- _Aim_
Look below. Copy each line that has "panicle" in it.

------ Data shown ------

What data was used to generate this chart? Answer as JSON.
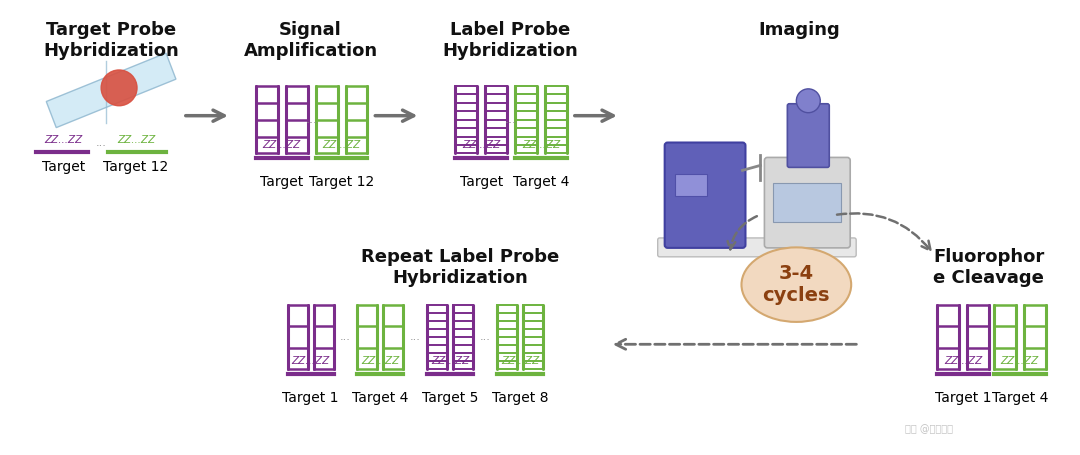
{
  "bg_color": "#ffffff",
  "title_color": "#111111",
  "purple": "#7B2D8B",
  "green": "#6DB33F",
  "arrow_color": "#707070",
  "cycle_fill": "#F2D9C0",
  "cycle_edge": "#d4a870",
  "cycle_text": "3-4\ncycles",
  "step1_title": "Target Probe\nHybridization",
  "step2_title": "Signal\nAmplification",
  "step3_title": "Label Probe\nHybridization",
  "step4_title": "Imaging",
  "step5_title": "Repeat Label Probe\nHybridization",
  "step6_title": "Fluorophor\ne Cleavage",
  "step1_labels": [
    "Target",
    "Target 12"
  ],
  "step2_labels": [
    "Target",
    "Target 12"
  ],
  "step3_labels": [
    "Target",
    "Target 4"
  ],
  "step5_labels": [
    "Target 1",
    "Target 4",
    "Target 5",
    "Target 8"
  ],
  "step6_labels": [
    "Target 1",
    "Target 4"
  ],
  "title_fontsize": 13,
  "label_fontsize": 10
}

------
------ Data shown ------

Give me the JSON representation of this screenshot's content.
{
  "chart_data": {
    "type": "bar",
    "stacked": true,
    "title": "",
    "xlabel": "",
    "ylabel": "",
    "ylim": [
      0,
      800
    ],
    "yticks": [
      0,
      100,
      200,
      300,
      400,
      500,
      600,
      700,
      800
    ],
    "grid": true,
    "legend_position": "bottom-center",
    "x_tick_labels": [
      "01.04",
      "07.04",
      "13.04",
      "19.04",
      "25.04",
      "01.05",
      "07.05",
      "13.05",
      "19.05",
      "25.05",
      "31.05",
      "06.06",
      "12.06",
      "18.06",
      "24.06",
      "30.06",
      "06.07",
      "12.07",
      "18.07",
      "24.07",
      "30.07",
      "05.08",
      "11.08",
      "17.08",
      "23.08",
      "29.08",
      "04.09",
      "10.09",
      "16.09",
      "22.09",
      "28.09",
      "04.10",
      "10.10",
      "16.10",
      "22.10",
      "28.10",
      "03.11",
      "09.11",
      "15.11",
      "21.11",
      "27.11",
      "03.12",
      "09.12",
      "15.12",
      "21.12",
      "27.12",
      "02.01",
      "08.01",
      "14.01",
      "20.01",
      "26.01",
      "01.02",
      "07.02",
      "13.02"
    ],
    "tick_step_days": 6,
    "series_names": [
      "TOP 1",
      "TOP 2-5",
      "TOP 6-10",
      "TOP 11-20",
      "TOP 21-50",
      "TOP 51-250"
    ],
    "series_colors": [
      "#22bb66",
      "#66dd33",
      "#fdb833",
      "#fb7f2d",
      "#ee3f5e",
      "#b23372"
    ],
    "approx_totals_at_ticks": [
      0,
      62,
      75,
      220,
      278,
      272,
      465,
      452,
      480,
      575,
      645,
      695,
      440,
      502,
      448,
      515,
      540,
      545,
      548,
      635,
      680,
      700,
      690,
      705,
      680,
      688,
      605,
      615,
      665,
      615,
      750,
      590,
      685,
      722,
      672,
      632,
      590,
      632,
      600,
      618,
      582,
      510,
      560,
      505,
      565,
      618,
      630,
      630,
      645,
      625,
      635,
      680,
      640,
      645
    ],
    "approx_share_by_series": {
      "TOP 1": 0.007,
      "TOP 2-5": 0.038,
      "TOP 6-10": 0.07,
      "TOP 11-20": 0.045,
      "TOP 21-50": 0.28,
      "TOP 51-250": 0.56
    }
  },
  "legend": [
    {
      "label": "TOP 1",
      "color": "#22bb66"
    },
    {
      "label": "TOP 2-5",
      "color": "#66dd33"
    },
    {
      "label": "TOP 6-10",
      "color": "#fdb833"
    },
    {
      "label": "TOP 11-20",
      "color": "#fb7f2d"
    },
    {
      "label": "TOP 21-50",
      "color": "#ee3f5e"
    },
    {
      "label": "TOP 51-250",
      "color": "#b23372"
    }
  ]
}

------
------ Data shown ------

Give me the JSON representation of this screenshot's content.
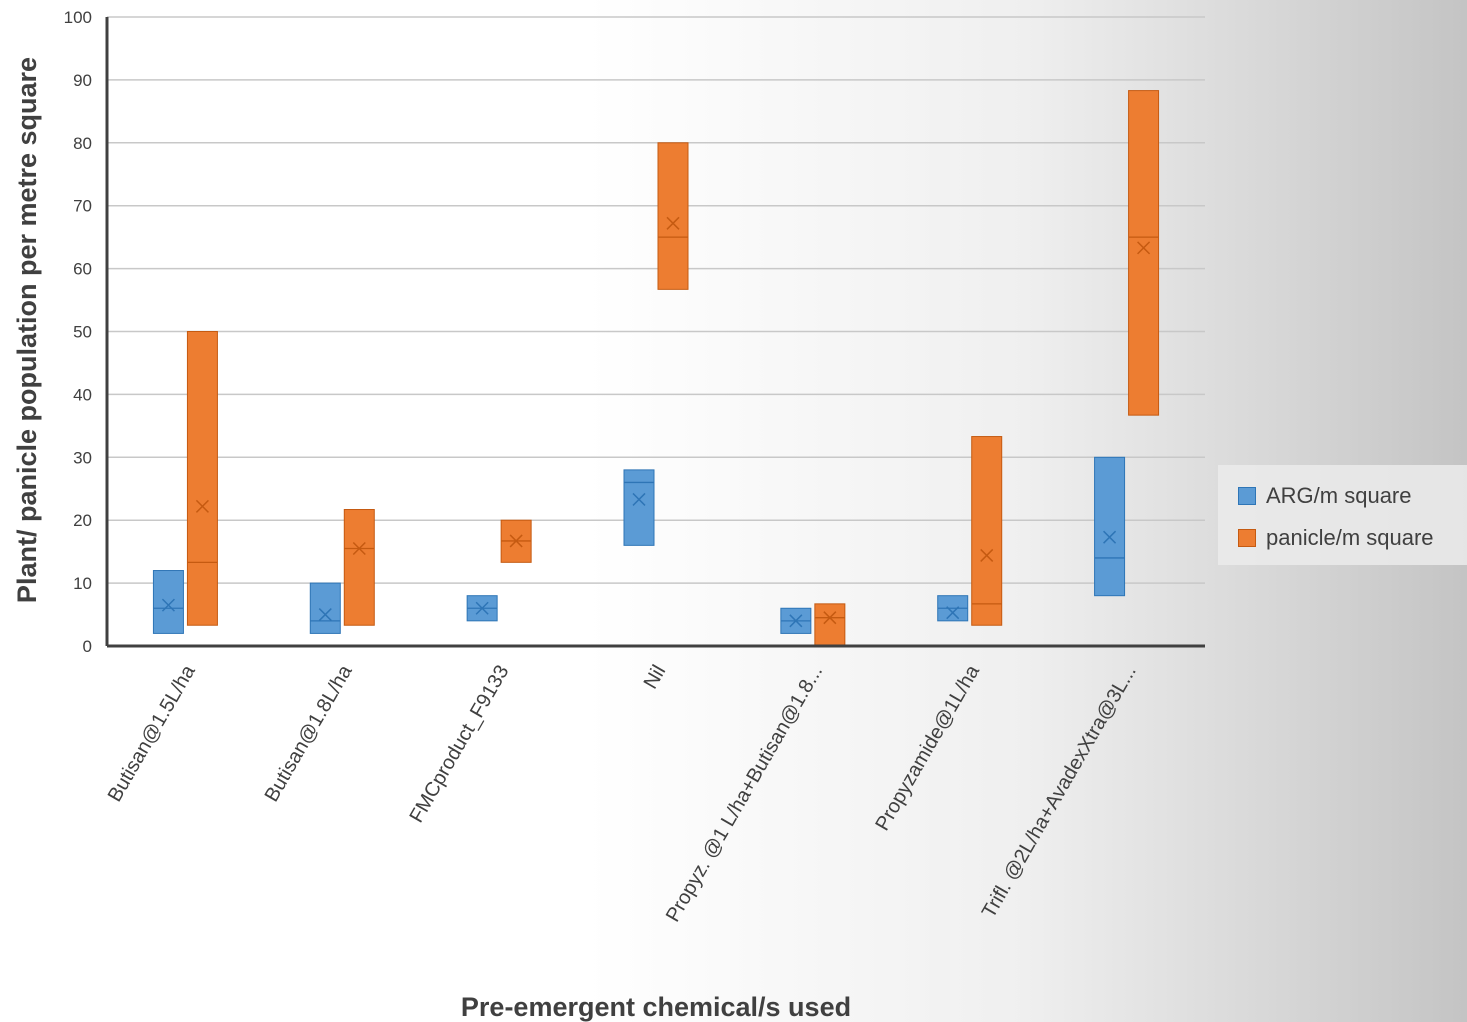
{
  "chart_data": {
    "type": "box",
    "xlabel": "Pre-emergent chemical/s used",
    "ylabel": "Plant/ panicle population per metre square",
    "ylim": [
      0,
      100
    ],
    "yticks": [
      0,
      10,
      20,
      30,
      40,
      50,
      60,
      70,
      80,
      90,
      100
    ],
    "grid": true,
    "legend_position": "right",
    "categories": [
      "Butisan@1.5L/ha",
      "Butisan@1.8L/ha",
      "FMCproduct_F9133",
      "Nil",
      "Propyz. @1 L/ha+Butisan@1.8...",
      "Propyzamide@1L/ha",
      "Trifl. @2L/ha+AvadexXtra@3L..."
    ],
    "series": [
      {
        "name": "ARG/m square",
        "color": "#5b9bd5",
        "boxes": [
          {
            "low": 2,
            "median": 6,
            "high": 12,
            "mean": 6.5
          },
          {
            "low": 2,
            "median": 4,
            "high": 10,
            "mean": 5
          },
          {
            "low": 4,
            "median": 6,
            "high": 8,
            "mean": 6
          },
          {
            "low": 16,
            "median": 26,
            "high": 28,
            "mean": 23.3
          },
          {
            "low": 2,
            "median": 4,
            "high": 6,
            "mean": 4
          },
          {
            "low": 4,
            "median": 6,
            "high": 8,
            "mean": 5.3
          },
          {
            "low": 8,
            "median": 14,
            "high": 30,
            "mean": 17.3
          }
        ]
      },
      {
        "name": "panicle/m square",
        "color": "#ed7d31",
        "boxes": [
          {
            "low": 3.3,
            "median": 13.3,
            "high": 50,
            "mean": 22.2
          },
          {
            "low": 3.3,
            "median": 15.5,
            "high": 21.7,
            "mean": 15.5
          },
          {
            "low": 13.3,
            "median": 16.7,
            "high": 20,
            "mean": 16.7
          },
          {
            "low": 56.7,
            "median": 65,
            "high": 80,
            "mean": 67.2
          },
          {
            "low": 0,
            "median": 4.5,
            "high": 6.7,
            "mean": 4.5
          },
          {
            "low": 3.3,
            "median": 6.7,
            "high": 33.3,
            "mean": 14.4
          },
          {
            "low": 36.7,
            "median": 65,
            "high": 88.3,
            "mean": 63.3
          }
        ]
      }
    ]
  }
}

------

- _Reply_
    "ylabel": "Plant/ panicle population per metre square",
        "name": "panicle/m square",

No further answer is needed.